**Work to be completed:**
How many of the lines below hold the word "pair"? Answer only with the number.

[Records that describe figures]
☆ ☆ ☆

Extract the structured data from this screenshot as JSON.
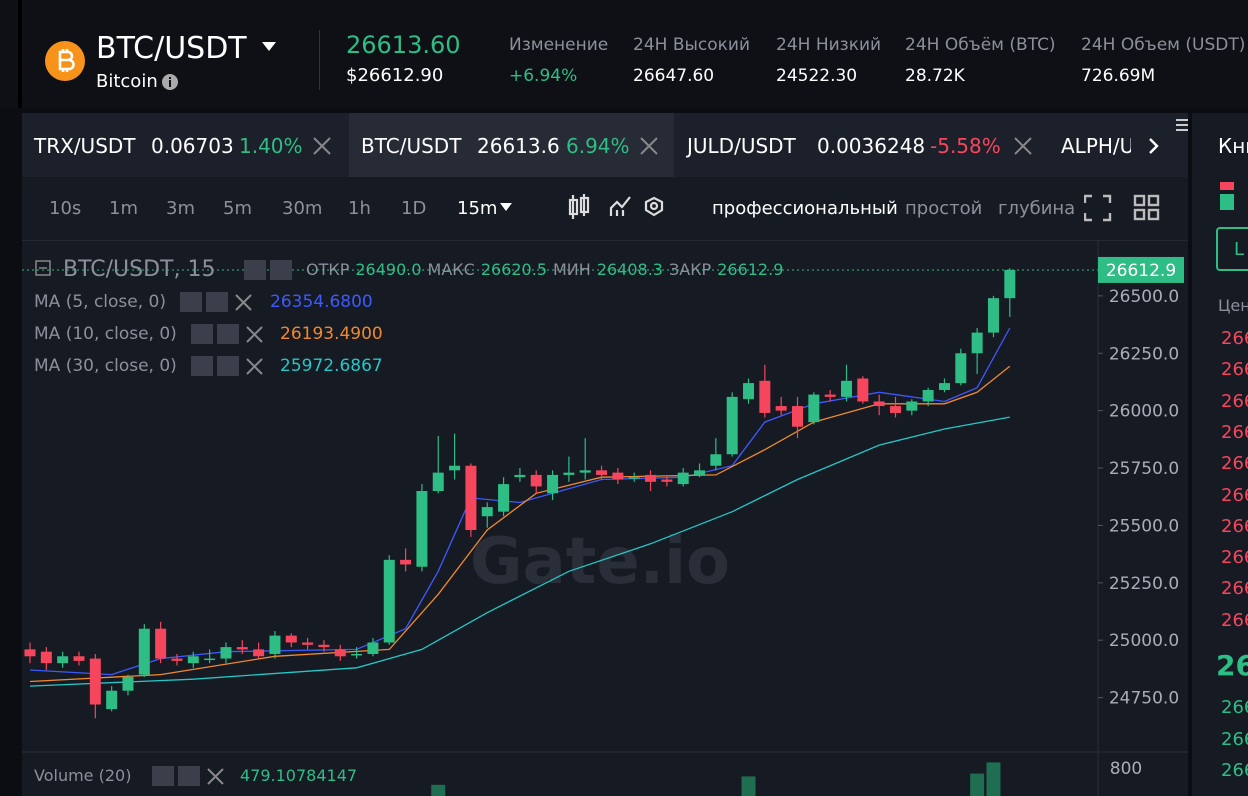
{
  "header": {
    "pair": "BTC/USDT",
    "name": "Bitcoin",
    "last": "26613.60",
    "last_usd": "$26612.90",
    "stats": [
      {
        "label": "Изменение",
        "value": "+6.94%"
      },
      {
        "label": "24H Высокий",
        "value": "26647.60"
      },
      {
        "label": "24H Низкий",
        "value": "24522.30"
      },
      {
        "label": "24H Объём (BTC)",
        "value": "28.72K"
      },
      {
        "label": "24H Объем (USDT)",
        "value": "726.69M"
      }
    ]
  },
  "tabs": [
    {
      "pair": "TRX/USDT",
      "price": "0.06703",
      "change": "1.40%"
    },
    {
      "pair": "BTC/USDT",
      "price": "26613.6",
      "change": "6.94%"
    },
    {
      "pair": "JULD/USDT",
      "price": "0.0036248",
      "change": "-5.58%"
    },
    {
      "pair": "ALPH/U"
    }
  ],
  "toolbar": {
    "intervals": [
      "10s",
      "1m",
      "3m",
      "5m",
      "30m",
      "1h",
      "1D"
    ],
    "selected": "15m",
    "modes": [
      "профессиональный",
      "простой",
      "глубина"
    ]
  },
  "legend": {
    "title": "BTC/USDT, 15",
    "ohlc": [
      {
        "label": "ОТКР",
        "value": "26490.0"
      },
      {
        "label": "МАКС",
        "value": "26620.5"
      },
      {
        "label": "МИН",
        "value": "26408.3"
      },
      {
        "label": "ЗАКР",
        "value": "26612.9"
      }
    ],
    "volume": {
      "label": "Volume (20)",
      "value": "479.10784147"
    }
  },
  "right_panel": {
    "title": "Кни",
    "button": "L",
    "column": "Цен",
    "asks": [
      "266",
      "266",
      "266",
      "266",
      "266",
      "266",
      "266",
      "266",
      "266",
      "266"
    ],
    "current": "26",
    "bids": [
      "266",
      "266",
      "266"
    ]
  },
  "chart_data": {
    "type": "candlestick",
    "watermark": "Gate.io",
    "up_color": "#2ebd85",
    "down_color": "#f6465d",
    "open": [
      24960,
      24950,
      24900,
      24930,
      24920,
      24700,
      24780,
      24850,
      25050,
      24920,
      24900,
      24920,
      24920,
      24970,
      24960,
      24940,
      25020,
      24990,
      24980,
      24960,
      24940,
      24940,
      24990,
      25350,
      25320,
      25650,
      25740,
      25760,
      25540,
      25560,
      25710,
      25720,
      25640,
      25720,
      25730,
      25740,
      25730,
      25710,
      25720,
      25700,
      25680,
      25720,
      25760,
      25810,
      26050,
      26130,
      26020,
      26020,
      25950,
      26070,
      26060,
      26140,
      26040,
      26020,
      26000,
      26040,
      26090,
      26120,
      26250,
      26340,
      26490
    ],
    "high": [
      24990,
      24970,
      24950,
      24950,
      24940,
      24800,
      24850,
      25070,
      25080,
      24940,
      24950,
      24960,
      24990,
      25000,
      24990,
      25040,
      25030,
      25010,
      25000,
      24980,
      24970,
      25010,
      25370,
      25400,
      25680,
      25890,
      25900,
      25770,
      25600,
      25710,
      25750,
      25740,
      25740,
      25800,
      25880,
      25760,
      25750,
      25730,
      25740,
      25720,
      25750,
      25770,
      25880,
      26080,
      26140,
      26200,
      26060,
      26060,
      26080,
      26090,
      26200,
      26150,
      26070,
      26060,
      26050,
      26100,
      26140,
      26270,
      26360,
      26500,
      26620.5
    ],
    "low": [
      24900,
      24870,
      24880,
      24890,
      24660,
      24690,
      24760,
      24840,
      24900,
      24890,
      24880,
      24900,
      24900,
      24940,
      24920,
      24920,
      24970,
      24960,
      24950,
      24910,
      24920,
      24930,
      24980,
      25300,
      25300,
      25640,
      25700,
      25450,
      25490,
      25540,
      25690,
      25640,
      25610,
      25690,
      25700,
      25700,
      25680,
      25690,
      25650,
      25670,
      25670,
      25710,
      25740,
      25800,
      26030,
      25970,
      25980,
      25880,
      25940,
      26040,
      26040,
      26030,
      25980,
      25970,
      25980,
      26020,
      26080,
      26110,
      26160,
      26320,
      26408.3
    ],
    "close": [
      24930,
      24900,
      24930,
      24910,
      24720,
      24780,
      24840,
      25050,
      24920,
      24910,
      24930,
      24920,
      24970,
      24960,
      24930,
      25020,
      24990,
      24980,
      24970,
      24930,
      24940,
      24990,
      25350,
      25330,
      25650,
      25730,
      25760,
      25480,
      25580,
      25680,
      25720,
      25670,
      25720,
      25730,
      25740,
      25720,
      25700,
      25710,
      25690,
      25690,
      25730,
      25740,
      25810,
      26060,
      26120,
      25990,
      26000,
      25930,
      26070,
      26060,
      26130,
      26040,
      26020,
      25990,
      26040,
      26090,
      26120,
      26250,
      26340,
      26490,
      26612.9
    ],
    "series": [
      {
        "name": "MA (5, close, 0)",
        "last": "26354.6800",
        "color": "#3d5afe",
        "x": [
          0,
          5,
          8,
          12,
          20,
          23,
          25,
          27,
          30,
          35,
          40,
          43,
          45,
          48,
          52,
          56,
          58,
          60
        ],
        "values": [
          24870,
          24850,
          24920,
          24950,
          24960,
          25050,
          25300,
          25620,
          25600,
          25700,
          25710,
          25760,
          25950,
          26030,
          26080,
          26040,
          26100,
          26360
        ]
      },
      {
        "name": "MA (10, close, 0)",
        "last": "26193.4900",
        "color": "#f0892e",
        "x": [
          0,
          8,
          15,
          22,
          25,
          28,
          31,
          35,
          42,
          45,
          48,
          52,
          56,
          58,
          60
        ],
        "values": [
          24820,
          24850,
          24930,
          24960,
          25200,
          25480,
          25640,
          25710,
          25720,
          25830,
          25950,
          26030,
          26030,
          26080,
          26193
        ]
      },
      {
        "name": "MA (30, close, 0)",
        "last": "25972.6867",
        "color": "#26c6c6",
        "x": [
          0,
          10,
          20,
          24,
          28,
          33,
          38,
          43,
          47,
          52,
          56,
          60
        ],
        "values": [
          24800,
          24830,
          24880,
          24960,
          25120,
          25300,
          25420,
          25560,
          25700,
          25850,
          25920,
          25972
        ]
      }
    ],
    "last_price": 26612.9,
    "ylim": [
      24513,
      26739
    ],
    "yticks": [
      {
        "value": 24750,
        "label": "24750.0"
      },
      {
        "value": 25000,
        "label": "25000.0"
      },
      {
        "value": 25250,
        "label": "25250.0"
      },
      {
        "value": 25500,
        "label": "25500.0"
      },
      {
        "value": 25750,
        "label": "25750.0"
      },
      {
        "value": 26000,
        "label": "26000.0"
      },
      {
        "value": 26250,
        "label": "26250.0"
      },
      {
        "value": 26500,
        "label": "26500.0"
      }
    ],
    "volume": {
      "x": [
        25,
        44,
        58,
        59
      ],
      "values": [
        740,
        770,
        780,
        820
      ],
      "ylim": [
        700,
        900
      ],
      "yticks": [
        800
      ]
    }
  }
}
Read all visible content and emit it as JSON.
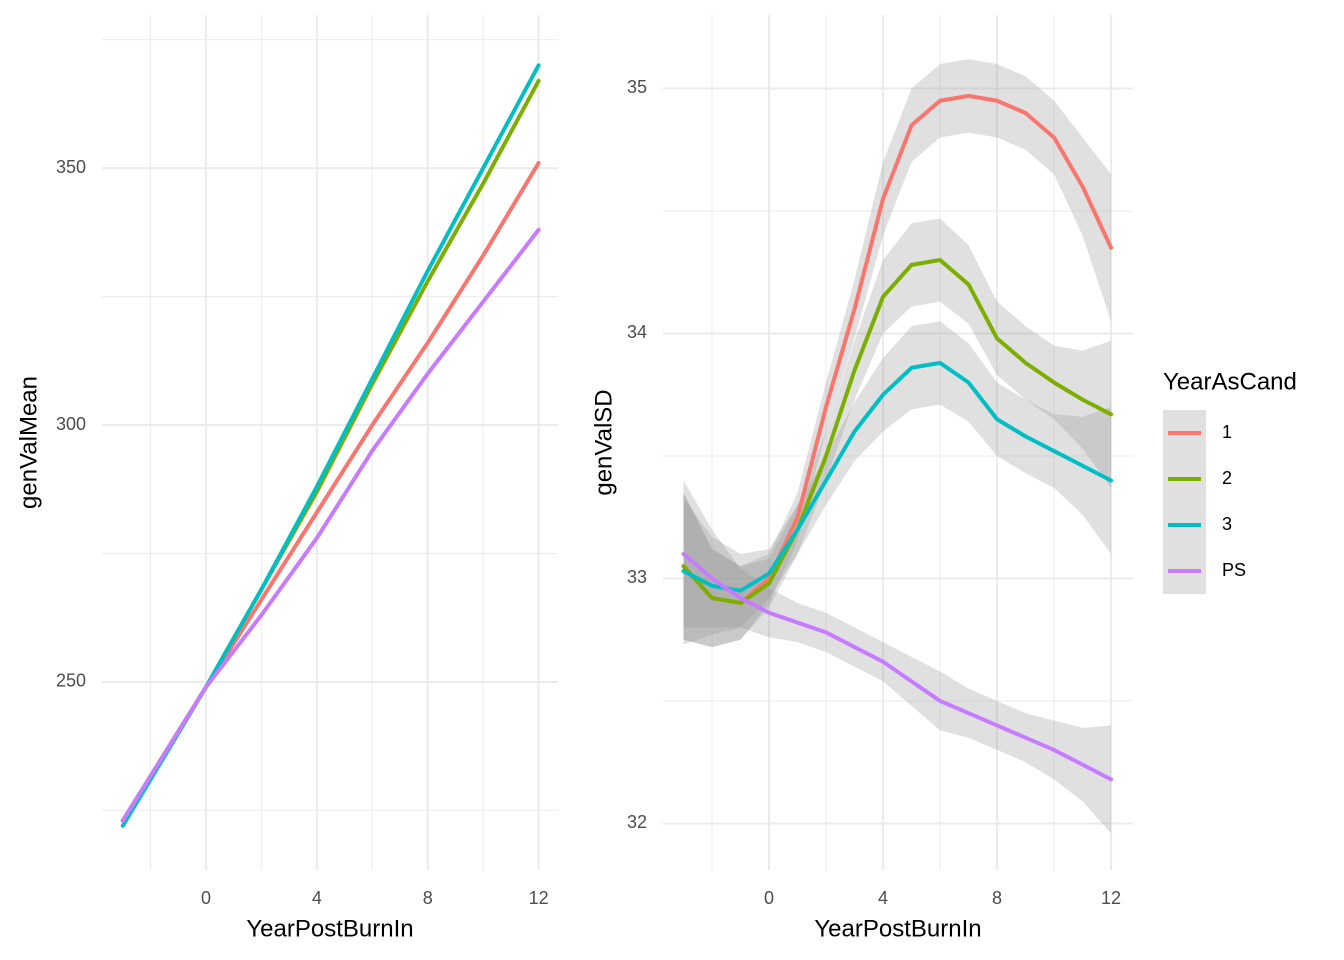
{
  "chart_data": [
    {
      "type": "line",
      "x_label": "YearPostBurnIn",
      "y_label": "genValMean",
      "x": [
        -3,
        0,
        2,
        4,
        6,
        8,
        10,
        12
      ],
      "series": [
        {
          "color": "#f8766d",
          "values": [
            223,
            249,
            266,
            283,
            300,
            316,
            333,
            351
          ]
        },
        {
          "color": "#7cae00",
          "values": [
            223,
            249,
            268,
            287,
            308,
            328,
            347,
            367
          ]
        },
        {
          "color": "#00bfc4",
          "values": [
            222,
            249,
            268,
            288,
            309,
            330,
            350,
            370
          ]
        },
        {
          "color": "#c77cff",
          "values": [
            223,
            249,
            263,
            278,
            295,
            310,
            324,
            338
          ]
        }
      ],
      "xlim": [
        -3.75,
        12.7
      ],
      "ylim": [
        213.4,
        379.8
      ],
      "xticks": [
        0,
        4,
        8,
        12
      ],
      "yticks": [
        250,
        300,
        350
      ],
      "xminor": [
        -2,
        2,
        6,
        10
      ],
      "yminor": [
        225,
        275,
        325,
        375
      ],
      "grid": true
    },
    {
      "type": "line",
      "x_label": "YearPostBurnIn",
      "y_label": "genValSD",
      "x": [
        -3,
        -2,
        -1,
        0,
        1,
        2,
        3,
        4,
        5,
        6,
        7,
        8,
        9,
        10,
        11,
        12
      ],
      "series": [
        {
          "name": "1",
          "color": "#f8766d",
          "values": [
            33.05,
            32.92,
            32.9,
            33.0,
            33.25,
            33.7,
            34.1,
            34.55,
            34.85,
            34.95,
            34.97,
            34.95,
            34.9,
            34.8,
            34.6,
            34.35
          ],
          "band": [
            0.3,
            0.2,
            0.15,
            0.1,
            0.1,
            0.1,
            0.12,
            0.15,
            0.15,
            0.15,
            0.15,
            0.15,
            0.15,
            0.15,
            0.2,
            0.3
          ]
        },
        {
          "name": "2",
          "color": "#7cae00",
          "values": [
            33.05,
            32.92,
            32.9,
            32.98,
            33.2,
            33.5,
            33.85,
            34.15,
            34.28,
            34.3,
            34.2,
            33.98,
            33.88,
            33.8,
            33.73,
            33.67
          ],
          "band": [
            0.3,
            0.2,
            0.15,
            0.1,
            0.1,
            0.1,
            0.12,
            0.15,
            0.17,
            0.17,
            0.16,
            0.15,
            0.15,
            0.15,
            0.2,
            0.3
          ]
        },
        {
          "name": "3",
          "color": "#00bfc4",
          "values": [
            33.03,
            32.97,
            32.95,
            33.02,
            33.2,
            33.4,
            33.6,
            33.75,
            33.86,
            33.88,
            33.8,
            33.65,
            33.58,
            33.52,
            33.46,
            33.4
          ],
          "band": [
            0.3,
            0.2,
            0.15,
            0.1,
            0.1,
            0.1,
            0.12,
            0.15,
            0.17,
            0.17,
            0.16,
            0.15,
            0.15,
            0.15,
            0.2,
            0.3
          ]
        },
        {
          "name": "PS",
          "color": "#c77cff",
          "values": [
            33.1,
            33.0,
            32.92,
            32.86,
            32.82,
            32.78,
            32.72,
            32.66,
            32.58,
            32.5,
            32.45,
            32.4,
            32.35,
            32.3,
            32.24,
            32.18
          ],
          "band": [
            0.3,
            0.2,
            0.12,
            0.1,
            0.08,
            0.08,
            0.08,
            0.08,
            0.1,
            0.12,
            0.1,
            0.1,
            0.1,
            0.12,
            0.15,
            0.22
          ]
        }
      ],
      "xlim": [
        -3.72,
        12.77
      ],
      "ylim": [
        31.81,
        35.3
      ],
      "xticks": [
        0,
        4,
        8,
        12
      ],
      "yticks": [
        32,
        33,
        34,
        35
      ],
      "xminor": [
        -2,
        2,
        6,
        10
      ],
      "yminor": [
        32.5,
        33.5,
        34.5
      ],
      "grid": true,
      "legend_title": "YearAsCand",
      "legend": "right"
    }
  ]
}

☆ ☆ ☆

**Answer for this exercise:**
5